>> start Data for the task

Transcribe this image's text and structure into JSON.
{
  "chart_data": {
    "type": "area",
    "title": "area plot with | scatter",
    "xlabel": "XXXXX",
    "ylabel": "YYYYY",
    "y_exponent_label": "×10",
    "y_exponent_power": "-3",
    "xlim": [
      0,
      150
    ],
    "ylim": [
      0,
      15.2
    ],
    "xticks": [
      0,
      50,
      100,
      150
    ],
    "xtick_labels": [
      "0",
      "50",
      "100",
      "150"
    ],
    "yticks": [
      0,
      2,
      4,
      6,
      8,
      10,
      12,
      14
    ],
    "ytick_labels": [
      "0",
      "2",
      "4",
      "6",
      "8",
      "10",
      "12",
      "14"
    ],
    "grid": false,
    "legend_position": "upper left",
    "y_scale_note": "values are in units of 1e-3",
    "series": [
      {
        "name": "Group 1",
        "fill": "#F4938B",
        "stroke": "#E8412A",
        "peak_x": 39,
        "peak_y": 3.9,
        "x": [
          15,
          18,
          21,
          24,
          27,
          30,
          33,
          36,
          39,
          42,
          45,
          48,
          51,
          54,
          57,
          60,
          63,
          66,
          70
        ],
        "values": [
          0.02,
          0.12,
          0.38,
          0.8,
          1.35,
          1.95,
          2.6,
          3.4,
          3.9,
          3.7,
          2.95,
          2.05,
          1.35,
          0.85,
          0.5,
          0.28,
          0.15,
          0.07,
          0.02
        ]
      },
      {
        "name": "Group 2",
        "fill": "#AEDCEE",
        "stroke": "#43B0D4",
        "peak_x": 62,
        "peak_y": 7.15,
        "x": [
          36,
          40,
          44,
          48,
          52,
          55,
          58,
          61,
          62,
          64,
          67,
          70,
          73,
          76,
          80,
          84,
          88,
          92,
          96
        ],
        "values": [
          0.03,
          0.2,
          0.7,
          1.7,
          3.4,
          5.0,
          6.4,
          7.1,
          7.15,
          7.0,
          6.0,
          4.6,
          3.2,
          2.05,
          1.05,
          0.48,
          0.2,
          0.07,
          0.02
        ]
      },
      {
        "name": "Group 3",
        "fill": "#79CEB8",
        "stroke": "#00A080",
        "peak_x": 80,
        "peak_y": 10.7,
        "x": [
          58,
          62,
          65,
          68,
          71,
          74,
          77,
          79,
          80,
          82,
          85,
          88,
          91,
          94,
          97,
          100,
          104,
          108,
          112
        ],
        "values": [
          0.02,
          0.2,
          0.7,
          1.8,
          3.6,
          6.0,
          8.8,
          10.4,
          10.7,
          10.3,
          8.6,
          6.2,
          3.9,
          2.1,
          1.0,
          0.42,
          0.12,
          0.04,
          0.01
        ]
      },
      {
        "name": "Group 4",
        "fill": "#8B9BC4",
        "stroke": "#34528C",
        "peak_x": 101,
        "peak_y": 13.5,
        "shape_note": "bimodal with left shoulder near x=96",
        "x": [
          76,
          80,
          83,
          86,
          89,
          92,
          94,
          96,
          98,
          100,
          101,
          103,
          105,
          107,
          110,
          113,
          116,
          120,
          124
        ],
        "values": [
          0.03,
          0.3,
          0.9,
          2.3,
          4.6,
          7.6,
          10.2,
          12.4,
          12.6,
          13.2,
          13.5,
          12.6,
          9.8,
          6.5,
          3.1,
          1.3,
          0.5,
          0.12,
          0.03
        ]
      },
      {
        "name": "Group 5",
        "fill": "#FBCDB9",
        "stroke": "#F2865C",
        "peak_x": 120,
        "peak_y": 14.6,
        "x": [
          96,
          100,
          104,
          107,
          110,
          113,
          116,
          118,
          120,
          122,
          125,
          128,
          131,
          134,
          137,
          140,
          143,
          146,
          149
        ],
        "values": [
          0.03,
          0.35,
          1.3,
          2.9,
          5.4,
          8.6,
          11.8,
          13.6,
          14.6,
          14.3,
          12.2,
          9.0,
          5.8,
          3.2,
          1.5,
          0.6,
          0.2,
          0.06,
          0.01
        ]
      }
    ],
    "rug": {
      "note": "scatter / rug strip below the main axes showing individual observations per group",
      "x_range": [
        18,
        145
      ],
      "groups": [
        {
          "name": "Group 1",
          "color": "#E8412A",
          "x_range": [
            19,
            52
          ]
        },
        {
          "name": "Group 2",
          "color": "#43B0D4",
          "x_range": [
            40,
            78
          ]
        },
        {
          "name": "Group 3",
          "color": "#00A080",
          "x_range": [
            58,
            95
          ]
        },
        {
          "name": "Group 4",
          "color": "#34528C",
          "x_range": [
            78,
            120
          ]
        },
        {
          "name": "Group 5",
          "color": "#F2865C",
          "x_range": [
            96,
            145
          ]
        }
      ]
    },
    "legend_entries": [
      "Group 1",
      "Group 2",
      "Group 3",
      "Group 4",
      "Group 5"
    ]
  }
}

>> end Data for the task

# [Objective]
Make a copy of each line that contains the string "name".

# [The reply]
        "name": "Group 1",
        "name": "Group 2",
        "name": "Group 3",
        "name": "Group 4",
        "name": "Group 5",
          "name": "Group 1",
          "name": "Group 2",
          "name": "Group 3",
          "name": "Group 4",
          "name": "Group 5",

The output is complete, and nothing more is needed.